▶ [TO DO] Extract every line that contains the string "circumference".

▶ [THE DATA]
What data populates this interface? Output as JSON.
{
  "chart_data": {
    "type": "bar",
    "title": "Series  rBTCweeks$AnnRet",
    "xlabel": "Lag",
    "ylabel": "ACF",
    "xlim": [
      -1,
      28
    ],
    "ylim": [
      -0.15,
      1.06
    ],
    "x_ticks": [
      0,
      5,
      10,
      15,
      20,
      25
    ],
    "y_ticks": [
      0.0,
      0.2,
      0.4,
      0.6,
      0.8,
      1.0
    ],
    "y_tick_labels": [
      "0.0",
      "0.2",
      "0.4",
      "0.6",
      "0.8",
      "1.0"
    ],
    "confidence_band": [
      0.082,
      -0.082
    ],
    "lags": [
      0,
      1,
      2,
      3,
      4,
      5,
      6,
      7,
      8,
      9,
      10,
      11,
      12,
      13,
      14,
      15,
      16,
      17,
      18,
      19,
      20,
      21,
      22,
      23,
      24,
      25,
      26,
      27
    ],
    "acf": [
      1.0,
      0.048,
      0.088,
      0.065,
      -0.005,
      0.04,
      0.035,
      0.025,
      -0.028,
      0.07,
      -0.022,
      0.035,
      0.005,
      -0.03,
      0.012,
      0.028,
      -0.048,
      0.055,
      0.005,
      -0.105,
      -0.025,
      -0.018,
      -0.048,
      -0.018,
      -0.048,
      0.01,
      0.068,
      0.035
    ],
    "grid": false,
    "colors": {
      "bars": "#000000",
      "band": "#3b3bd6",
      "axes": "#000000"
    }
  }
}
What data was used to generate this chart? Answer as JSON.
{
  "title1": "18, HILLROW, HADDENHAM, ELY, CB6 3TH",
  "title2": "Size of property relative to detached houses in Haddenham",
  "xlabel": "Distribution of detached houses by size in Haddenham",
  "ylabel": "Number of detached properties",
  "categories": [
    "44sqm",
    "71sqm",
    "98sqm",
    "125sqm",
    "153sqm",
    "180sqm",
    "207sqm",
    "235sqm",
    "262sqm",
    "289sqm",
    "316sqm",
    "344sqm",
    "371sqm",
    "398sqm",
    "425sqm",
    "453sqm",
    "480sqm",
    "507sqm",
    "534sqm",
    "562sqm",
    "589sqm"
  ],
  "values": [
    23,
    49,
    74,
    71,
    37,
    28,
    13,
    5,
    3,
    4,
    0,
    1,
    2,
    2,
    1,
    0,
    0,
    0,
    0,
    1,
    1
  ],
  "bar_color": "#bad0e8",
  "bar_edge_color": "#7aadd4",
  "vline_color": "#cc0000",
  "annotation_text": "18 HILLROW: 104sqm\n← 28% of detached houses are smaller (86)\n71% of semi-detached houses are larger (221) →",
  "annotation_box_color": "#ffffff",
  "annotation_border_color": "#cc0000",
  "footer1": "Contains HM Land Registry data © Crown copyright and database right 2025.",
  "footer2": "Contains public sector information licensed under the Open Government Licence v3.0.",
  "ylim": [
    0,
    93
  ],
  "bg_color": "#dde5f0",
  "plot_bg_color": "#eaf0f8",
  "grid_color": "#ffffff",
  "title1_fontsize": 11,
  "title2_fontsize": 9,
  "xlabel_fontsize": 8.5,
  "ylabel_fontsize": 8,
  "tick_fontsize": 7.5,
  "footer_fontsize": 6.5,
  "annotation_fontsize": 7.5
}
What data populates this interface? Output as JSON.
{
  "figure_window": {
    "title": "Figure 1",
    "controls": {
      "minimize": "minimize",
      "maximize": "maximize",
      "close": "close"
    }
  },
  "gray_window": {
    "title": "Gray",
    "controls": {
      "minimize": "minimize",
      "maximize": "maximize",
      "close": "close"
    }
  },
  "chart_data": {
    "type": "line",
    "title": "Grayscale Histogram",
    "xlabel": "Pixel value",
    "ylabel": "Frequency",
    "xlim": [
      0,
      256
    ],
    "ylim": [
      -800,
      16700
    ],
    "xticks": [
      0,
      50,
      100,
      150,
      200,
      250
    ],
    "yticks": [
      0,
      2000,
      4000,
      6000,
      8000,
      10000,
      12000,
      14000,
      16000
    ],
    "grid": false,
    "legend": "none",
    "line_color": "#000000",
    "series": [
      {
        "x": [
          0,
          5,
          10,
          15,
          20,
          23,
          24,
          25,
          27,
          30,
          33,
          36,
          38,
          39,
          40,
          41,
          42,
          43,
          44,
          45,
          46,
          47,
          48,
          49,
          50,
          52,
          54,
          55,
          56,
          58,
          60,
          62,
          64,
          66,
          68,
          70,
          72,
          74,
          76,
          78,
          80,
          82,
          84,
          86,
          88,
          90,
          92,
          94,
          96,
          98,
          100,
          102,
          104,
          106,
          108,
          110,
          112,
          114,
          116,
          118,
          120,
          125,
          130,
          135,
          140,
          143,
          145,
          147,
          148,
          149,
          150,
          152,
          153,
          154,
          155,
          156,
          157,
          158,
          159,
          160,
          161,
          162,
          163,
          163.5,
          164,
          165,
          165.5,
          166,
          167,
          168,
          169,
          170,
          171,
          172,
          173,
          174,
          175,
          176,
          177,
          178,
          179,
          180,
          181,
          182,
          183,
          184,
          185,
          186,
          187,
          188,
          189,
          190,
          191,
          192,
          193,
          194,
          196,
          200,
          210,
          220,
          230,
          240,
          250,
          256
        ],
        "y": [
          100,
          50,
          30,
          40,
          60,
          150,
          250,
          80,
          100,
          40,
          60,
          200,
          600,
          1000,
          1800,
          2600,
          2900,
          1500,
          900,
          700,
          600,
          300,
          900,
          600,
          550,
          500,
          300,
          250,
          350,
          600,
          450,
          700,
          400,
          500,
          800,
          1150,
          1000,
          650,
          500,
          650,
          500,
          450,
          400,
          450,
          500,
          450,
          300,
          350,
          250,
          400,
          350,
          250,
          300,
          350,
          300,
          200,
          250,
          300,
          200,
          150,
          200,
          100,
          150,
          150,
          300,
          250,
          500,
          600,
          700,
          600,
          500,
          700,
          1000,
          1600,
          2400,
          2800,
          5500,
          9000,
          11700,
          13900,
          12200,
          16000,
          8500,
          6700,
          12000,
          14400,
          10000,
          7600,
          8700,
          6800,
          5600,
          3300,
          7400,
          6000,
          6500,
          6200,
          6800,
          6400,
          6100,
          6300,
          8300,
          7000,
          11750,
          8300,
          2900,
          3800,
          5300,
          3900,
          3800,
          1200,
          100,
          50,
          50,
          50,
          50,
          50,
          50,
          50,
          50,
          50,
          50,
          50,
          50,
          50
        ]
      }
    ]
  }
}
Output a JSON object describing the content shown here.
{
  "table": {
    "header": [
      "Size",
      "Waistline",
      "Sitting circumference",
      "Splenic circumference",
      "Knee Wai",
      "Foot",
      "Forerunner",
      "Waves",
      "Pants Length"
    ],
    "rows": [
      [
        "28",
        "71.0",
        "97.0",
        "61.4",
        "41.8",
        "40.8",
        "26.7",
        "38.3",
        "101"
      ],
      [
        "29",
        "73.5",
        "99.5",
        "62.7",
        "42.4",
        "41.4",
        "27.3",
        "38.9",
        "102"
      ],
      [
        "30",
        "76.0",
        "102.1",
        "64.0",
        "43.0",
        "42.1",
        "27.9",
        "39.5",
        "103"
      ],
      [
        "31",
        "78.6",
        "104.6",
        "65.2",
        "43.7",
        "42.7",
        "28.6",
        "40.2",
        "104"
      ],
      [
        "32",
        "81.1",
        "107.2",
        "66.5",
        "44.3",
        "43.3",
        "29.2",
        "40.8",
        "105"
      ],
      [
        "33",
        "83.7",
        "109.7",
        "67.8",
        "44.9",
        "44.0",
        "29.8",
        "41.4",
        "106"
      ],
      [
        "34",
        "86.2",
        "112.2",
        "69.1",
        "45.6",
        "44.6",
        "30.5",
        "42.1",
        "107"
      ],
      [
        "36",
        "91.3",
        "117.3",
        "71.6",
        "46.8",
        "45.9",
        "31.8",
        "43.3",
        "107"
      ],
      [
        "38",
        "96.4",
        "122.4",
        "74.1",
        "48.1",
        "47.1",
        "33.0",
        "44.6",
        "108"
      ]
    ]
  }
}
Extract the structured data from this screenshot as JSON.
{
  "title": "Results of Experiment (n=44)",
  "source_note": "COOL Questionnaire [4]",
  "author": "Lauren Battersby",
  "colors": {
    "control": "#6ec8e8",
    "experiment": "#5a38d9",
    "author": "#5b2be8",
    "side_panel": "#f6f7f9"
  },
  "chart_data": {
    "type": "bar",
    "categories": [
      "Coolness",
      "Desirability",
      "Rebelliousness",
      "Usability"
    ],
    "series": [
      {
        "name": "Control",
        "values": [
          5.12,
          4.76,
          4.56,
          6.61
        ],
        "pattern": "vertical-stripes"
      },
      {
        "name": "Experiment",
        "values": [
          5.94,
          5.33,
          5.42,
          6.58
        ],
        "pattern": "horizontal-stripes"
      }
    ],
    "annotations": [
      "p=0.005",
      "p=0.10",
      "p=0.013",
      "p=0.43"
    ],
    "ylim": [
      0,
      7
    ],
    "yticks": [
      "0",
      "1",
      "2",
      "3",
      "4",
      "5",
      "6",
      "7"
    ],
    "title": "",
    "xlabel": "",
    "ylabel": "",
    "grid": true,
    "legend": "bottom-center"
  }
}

▶ [SOLUTION]
      "Sitting circumference",
      "Splenic circumference",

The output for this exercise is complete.